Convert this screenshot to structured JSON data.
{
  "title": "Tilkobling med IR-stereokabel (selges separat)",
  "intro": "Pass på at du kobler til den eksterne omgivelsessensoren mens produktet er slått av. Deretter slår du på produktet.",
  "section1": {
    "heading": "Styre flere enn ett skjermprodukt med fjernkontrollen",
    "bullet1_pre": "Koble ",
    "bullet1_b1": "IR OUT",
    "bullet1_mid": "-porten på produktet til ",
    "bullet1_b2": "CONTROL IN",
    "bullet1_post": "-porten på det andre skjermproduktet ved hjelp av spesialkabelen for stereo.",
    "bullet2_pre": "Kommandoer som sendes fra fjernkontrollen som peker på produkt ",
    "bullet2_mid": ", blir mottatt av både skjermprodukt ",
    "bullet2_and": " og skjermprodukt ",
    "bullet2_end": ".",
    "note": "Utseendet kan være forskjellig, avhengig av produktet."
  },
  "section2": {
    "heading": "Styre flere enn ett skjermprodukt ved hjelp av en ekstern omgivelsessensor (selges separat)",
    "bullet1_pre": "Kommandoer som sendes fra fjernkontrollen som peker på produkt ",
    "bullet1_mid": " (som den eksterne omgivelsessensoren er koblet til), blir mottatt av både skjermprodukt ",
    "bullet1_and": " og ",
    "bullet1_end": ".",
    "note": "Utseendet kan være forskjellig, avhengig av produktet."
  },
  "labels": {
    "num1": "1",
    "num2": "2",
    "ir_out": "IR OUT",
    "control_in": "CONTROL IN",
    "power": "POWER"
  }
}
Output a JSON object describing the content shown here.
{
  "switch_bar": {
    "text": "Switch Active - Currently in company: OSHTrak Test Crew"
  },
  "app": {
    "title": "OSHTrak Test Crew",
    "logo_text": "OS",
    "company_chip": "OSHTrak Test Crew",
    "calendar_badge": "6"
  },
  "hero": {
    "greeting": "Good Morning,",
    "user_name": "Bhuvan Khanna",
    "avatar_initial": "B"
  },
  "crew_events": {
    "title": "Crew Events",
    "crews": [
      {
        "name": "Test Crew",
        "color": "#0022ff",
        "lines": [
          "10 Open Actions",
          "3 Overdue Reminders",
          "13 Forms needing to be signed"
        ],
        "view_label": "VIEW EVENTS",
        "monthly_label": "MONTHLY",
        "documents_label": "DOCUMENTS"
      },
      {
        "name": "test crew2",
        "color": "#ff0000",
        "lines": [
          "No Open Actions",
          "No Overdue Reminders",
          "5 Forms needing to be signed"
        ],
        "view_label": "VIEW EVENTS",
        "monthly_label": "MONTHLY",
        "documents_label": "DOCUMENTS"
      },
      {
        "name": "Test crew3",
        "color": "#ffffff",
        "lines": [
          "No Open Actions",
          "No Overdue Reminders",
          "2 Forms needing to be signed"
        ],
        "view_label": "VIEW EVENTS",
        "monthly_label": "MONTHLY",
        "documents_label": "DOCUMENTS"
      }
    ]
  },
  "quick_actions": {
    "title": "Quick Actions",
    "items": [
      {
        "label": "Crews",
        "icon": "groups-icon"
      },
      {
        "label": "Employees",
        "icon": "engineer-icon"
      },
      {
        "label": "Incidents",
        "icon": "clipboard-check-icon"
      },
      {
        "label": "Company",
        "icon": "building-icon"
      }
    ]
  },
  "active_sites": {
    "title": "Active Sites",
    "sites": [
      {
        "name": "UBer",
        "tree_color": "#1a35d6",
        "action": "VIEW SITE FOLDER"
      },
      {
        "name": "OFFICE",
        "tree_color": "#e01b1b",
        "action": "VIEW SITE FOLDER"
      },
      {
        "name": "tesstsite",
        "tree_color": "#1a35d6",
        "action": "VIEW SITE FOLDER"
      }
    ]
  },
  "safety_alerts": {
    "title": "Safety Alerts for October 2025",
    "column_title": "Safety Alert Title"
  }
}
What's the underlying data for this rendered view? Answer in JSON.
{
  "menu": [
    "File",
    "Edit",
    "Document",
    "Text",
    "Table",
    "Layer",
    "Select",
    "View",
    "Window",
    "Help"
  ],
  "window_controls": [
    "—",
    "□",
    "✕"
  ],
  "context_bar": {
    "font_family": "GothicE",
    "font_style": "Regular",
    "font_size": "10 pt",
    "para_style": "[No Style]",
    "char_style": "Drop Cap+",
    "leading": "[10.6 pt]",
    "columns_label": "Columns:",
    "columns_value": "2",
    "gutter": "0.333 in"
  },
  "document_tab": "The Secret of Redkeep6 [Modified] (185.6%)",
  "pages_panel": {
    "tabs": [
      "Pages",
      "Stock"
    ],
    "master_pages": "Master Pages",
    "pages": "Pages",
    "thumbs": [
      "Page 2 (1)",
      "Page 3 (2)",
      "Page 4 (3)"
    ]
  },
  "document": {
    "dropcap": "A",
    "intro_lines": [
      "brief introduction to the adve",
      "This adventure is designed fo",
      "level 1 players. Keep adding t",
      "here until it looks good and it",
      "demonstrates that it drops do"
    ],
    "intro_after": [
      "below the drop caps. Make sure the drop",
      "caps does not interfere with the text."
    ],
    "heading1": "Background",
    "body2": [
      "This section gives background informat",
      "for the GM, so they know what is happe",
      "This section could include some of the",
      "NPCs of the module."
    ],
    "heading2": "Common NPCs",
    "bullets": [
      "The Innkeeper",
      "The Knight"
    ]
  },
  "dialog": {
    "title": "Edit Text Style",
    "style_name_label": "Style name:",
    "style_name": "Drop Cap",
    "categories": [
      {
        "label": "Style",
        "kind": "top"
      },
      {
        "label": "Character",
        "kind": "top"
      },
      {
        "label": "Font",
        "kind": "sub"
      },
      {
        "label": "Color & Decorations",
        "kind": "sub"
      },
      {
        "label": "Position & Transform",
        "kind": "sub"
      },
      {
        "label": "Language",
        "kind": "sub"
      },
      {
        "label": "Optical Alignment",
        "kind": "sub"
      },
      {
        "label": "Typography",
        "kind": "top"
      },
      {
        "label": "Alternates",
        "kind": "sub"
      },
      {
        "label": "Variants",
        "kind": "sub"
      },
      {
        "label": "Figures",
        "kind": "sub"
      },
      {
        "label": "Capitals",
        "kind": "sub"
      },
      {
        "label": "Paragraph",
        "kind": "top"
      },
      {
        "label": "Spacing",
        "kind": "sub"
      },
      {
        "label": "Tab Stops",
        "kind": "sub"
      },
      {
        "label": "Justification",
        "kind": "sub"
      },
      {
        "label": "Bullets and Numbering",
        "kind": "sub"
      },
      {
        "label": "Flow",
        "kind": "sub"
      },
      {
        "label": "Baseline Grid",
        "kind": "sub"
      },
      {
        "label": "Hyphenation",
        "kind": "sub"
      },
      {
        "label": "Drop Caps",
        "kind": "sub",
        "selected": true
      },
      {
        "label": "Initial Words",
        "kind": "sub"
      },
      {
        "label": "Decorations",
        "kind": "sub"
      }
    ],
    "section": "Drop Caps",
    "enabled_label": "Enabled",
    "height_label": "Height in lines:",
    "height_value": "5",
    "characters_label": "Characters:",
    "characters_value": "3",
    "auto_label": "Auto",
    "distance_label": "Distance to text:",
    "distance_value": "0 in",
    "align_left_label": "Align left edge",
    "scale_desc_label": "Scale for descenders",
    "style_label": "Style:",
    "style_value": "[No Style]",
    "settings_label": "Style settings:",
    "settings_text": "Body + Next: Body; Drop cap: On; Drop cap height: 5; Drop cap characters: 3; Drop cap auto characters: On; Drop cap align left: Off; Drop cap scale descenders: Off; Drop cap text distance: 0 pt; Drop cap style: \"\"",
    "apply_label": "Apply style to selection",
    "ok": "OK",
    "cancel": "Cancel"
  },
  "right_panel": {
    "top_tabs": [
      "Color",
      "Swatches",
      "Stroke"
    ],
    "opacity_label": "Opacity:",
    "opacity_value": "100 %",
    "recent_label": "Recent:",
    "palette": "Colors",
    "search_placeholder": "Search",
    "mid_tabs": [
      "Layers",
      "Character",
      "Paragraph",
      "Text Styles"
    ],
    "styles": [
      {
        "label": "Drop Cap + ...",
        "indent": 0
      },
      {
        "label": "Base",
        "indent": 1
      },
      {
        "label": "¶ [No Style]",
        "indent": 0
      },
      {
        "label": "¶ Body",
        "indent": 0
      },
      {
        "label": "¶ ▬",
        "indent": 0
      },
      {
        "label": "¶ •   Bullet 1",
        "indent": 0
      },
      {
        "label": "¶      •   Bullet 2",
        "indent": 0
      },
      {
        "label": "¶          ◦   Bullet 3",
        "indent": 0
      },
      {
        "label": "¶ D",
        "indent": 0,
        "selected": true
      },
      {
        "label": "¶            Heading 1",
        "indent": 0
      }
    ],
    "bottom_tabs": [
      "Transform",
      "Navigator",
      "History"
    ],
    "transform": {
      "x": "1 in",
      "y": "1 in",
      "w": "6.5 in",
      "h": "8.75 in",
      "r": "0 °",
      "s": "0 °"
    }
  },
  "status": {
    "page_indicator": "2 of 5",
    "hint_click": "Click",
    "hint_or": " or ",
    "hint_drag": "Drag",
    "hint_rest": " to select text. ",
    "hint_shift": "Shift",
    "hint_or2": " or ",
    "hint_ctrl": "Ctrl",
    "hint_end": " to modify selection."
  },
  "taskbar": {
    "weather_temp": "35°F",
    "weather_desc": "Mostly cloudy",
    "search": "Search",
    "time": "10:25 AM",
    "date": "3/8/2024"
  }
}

____________

» Task to complete: Which lines in the records above contain the string "peker"? Copy each one.

» Full answer:
    "bullet2_pre": "Kommandoer som sendes fra fjernkontrollen som peker på produkt ",
    "bullet1_pre": "Kommandoer som sendes fra fjernkontrollen som peker på produkt ",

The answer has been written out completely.